[RECORDED INFORMATION start]
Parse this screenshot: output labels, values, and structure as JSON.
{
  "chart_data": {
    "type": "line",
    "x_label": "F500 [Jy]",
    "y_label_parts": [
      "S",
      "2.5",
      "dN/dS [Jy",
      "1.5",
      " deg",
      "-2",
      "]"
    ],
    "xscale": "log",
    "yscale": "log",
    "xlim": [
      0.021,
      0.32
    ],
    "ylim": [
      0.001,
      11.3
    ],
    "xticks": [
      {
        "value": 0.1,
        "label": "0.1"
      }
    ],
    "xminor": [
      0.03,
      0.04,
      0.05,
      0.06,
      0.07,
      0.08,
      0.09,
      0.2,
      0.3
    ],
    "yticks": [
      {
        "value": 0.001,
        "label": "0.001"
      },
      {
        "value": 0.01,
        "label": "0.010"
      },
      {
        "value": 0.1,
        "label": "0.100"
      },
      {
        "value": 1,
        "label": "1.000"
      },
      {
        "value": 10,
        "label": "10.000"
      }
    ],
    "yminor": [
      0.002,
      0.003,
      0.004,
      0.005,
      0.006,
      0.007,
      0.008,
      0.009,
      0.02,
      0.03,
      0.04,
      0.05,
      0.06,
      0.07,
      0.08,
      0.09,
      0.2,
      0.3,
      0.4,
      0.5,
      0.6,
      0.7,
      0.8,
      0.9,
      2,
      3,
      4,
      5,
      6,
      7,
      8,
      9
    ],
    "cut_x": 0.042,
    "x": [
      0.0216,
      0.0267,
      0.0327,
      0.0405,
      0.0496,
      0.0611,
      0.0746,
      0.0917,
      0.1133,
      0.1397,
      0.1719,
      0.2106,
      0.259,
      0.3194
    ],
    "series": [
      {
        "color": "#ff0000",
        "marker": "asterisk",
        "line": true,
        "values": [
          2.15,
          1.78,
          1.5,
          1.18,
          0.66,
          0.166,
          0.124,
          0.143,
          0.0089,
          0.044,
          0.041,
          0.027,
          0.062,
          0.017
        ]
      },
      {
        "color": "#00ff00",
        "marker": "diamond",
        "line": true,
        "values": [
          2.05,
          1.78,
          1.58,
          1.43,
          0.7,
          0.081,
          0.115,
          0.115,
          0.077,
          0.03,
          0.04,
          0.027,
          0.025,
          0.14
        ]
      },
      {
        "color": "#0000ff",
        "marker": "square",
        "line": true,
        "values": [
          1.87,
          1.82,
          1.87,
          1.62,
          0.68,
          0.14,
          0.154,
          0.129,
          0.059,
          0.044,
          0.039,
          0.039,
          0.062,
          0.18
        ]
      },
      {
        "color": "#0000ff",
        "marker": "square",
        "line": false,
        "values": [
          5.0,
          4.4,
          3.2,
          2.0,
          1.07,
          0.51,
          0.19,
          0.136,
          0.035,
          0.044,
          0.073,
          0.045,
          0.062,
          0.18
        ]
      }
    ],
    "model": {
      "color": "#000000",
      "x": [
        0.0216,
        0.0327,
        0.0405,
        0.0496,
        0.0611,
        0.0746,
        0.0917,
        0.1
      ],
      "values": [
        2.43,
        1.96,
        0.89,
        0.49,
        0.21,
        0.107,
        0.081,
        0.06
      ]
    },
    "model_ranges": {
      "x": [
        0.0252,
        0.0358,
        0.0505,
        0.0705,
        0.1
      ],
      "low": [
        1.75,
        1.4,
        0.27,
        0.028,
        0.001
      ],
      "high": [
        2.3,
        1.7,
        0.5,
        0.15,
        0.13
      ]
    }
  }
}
[RECORDED INFORMATION end]
# [STATED GOAL]
All lines above containing the string "marker" are to be collected.

# [WRITTEN ANSWER]
        "marker": "asterisk",
        "marker": "diamond",
        "marker": "square",
        "marker": "square",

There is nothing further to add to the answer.